# READING TEXT
Stephan Kyburz: The more secure path I would say.

Larissa Peixoto Gomes: Exactly.

Stephan Kyburz: The election of president Lula must have been a great relief for your family then?

Larissa Peixoto Gomes:  Yes, we’re all very active and we’re all extremely relieved when he won. We were all messaging each other. I went to Brazil to vote so I planned my annual leave, my holidays so that I could go home to vote for the first round of elections. So that I could also vote for legislative elections. Because when you were a Brazilian abroad you can only vote for president. So I wanted to vote also for every other office. So I voted and left Brazil on the same day. So I was in the airplane texting my sister because that’s what the airline would allow for free. Just asking for numbers. Please give me more numbers. Tell me what’s happening because I can’t access the superior electoral courts app. I need to know. So right now we’re all very relieved at the result. 

Stephan Kyburz: Yeah, I think it’s a relief in terms of democratic institutions and democracy in Brazil, right? Because there were these worries, threats and today I’d like to discuss with you some of these democratic institutions from a feminist perspective or looking at political power of women in Brazil. And you have done a lot of research on that. So, my first question, which is a very pointed question, is if you could change one institution, one democratic institution in Brazil, what would that be?

# EXTRACTED MATERIAL
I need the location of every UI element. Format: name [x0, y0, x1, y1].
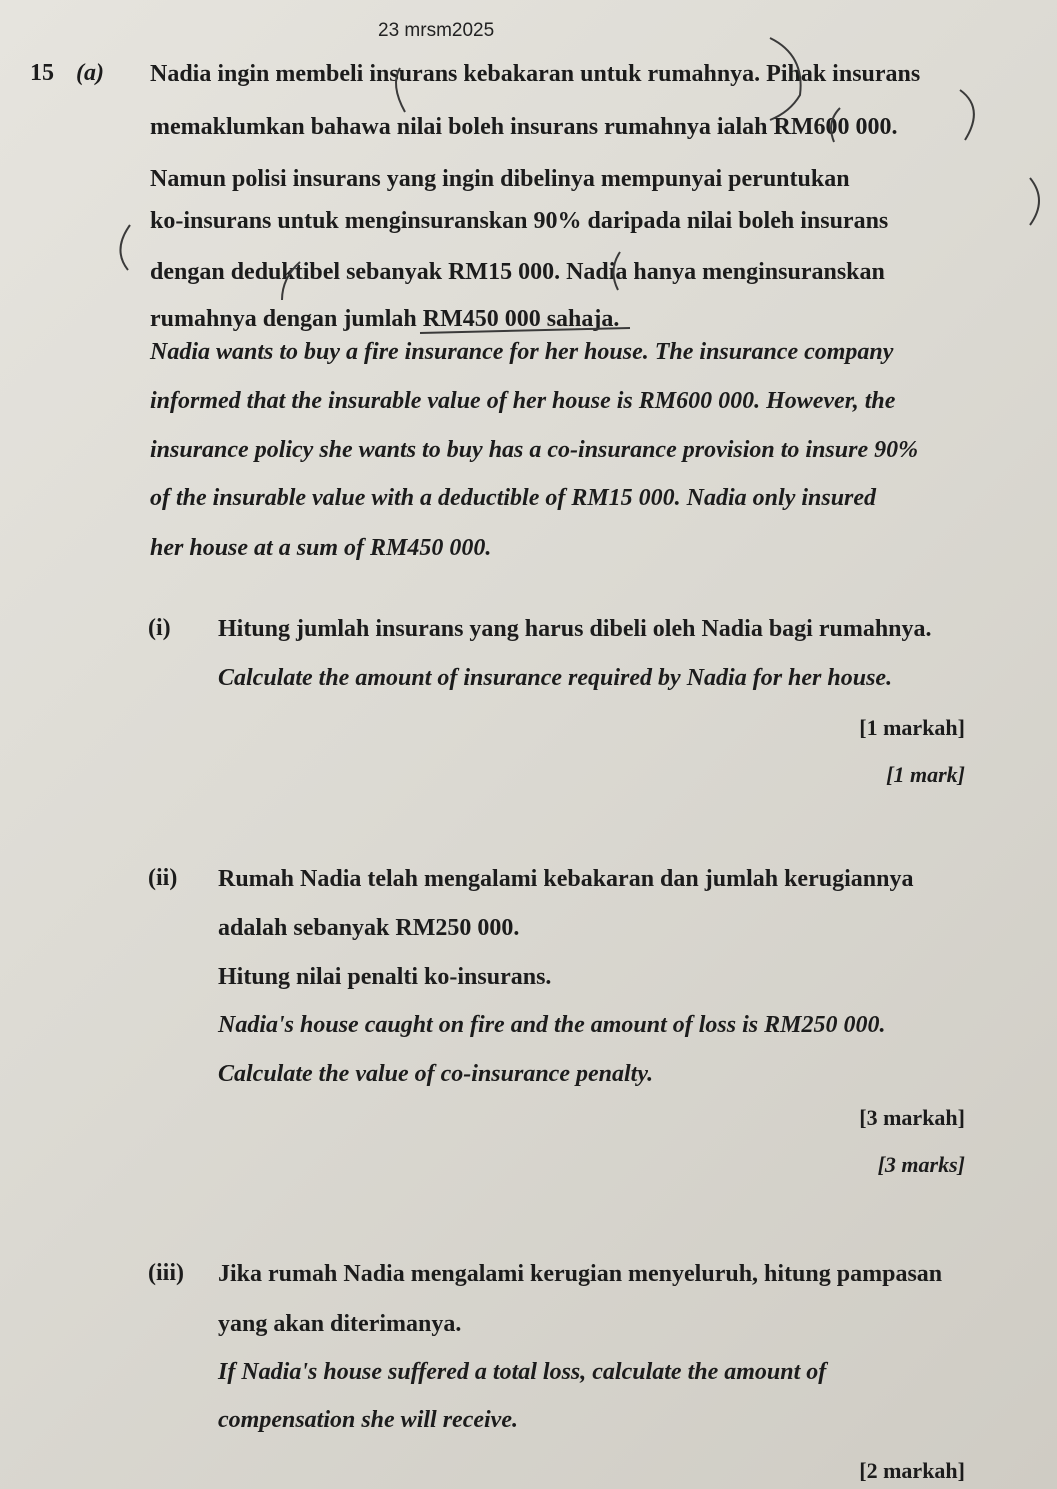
stem-malay-line: Nadia ingin membeli insurans kebakaran untuk rumahnya. Pihak insurans — [150, 61, 921, 87]
stem-malay-line: Namun polisi insurans yang ingin dibelinya mempunyai peruntukan — [150, 166, 850, 192]
stem-malay-line: ko-insurans untuk menginsuranskan 90% daripada nilai boleh insurans — [150, 208, 889, 234]
sub-question-i-malay: Hitung jumlah insurans yang harus dibeli oleh Nadia bagi rumahnya. — [218, 616, 932, 642]
sub-question-ii-label: (ii) — [148, 865, 178, 891]
stem-malay-line: memaklumkan bahawa nilai boleh insurans rumahnya ialah RM600 000. — [150, 114, 898, 140]
stem-english-line: her house at a sum of RM450 000. — [150, 535, 492, 561]
question-number: 15 — [30, 60, 54, 86]
sub-question-iii-label: (iii) — [148, 1260, 184, 1286]
sub-question-iii-english-line: If Nadia's house suffered a total loss, calculate the amount of — [218, 1359, 827, 1385]
stem-english-line: of the insurable value with a deductible of RM15 000. Nadia only insured — [150, 485, 877, 511]
sub-question-i-marks-english: [1 mark] — [886, 762, 965, 787]
sub-question-i-english: Calculate the amount of insurance required by Nadia for her house. — [218, 665, 893, 691]
page-header-code: 23 mrsm2025 — [378, 20, 495, 41]
sub-question-iii-english-line: compensation she will receive. — [218, 1407, 518, 1433]
sub-question-ii-malay-line: Rumah Nadia telah mengalami kebakaran dan jumlah kerugiannya — [218, 866, 914, 892]
sub-question-iii-malay-line: yang akan diterimanya. — [218, 1311, 462, 1337]
sub-question-i-label: (i) — [148, 615, 171, 641]
sub-question-ii-english-line: Nadia's house caught on fire and the amount of loss is RM250 000. — [218, 1012, 886, 1038]
sub-question-ii-malay-line: adalah sebanyak RM250 000. — [218, 915, 520, 941]
question-part-label: (a) — [76, 60, 104, 86]
sub-question-ii-marks-malay: [3 markah] — [859, 1105, 965, 1130]
sub-question-iii-malay-line: Jika rumah Nadia mengalami kerugian menyeluruh, hitung pampasan — [218, 1261, 943, 1287]
sub-question-ii-malay-line: Hitung nilai penalti ko-insurans. — [218, 964, 552, 990]
sub-question-i-marks-malay: [1 markah] — [859, 715, 965, 740]
sub-question-ii-marks-english: [3 marks] — [877, 1152, 965, 1177]
sub-question-iii-marks-malay: [2 markah] — [859, 1458, 965, 1483]
stem-english-line: informed that the insurable value of her house is RM600 000. However, the — [150, 388, 896, 414]
stem-malay-line: dengan deduktibel sebanyak RM15 000. Nadia hanya menginsuranskan — [150, 259, 885, 285]
sub-question-ii-english-line: Calculate the value of co-insurance penalty. — [218, 1061, 654, 1087]
stem-malay-line: rumahnya dengan jumlah RM450 000 sahaja. — [150, 306, 620, 332]
stem-english-line: insurance policy she wants to buy has a co-insurance provision to insure 90% — [150, 437, 919, 463]
stem-english-line: Nadia wants to buy a fire insurance for her house. The insurance company — [150, 339, 894, 365]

# THE TASK
Reproduce the interview excerpt on Lula's election and women's political power in Brazil word for word, from start to finish.

# TASK RESPONSE
Stephan Kyburz: The more secure path I would say.

Larissa Peixoto Gomes: Exactly.

Stephan Kyburz: The election of president Lula must have been a great relief for your family then?

Larissa Peixoto Gomes:  Yes, we’re all very active and we’re all extremely relieved when he won. We were all messaging each other. I went to Brazil to vote so I planned my annual leave, my holidays so that I could go home to vote for the first round of elections. So that I could also vote for legislative elections. Because when you were a Brazilian abroad you can only vote for president. So I wanted to vote also for every other office. So I voted and left Brazil on the same day. So I was in the airplane texting my sister because that’s what the airline would allow for free. Just asking for numbers. Please give me more numbers. Tell me what’s happening because I can’t access the superior electoral courts app. I need to know. So right now we’re all very relieved at the result. 

Stephan Kyburz: Yeah, I think it’s a relief in terms of democratic institutions and democracy in Brazil, right? Because there were these worries, threats and today I’d like to discuss with you some of these democratic institutions from a feminist perspective or looking at political power of women in Brazil. And you have done a lot of research on that. So, my first question, which is a very pointed question, is if you could change one institution, one democratic institution in Brazil, what would that be?